[Start of Attachment]
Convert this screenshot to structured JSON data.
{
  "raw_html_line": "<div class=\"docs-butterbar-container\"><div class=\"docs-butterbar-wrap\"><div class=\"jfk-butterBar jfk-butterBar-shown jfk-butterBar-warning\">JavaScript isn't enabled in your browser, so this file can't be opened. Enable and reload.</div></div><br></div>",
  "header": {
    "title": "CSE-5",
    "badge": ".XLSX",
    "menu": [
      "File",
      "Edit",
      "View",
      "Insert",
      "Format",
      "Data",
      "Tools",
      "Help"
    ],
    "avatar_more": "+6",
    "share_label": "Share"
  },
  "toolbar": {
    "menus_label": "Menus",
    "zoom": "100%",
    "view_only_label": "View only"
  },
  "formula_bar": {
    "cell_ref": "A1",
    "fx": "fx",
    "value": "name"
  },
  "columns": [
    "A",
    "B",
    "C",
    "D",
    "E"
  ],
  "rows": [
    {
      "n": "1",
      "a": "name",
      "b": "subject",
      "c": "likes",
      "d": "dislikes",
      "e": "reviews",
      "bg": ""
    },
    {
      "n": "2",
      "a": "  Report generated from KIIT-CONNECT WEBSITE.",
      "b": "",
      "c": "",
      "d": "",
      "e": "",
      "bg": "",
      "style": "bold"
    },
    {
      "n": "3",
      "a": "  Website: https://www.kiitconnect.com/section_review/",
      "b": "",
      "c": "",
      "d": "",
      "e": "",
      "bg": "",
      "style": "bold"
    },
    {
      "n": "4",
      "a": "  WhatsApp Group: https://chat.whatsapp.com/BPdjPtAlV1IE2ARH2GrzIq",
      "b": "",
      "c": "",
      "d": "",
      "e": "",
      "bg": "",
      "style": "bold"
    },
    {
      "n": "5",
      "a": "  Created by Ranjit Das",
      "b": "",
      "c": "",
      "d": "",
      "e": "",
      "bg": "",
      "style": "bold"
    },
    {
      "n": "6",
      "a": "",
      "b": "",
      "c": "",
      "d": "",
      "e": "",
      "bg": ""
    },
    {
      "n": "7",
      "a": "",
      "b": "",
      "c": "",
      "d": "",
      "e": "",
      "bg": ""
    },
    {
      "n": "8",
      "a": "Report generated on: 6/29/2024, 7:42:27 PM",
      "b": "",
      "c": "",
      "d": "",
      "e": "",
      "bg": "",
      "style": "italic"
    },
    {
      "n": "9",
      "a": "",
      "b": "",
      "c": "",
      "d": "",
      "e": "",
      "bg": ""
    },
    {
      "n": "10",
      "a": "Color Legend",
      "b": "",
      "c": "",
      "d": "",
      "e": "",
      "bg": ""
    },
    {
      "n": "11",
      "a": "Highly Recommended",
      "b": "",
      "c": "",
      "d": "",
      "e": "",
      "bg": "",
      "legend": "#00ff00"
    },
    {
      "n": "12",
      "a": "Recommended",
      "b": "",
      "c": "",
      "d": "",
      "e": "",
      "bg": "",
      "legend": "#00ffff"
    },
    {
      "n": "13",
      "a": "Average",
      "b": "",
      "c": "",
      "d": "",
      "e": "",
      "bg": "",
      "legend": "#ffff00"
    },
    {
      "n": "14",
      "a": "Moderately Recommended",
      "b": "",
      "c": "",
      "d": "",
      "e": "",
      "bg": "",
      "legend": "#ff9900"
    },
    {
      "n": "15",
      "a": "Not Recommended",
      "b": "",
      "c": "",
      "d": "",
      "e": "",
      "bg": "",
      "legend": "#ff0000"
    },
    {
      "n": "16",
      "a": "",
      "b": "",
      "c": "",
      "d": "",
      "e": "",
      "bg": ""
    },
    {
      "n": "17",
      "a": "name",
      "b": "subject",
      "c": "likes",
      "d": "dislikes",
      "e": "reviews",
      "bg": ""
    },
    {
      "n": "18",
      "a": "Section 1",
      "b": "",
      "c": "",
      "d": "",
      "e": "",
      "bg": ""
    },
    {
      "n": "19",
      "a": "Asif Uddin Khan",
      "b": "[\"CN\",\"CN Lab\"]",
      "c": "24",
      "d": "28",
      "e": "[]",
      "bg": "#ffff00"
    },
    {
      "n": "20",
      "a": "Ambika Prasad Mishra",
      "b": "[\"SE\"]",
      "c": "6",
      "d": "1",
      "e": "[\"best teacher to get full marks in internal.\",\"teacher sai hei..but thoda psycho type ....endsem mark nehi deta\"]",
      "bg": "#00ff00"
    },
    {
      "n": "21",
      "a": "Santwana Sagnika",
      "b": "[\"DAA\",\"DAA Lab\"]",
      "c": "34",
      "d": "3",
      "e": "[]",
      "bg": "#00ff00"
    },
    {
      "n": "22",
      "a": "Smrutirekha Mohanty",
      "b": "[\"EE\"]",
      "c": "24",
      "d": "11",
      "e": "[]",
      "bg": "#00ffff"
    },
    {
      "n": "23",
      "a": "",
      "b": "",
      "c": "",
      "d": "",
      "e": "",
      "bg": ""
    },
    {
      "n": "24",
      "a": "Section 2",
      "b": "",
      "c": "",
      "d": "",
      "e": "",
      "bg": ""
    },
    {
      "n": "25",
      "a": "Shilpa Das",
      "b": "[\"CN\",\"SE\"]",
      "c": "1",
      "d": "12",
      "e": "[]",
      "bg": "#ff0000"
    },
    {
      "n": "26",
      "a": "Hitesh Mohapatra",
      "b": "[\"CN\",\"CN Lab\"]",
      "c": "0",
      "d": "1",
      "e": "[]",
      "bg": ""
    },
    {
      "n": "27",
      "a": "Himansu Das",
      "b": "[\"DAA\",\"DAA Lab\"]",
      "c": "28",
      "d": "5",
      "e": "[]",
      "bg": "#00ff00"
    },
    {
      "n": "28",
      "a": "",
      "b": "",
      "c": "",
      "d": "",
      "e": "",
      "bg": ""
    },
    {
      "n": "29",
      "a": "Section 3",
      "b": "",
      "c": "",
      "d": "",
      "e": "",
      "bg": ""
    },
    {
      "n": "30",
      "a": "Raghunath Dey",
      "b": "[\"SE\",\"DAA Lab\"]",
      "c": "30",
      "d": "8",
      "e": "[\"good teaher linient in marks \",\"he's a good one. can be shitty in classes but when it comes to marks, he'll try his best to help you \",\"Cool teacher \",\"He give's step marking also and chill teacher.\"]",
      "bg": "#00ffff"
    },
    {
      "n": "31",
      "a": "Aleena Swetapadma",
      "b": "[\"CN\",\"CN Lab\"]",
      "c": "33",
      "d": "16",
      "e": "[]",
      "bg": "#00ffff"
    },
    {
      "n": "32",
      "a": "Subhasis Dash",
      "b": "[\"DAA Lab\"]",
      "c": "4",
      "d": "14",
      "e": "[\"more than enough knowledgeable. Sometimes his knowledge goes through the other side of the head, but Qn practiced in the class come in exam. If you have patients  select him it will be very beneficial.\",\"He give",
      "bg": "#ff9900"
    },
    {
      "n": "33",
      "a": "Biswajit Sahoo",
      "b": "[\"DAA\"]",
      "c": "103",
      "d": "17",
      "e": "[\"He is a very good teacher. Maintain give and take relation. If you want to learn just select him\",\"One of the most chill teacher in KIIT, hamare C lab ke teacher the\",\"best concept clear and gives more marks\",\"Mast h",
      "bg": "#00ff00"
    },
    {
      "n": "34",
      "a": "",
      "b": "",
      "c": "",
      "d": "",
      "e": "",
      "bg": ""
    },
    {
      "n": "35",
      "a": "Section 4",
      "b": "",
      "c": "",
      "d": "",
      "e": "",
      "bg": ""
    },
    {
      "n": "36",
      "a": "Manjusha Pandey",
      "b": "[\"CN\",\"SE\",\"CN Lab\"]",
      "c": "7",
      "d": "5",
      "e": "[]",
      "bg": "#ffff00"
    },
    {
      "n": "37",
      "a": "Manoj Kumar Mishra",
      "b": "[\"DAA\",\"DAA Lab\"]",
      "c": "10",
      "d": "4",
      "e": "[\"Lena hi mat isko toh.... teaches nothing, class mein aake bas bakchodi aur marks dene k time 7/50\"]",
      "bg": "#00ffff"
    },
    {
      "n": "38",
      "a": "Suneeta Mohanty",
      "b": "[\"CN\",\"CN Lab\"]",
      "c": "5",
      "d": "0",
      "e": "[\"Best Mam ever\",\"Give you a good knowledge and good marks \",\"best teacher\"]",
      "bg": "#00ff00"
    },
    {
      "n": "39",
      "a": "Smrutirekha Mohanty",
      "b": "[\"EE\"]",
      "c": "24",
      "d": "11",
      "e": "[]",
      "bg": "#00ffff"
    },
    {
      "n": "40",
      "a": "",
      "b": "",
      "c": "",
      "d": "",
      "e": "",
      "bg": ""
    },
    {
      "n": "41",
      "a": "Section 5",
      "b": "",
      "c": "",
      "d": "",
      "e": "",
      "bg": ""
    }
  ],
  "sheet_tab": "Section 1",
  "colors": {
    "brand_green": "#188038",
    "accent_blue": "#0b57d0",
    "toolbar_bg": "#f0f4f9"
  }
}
[End of Attachment]
* Work required
Search the entries for the word "knowledge" and pick out every line that holds it.

* Solution
      "e": "[\"more than enough knowledgeable. Sometimes his knowledge goes through the other side of the head, but Qn practiced in the class come in exam. If you have patients  select him it will be very beneficial.\",\"He give",
      "e": "[\"Best Mam ever\",\"Give you a good knowledge and good marks \",\"best teacher\"]",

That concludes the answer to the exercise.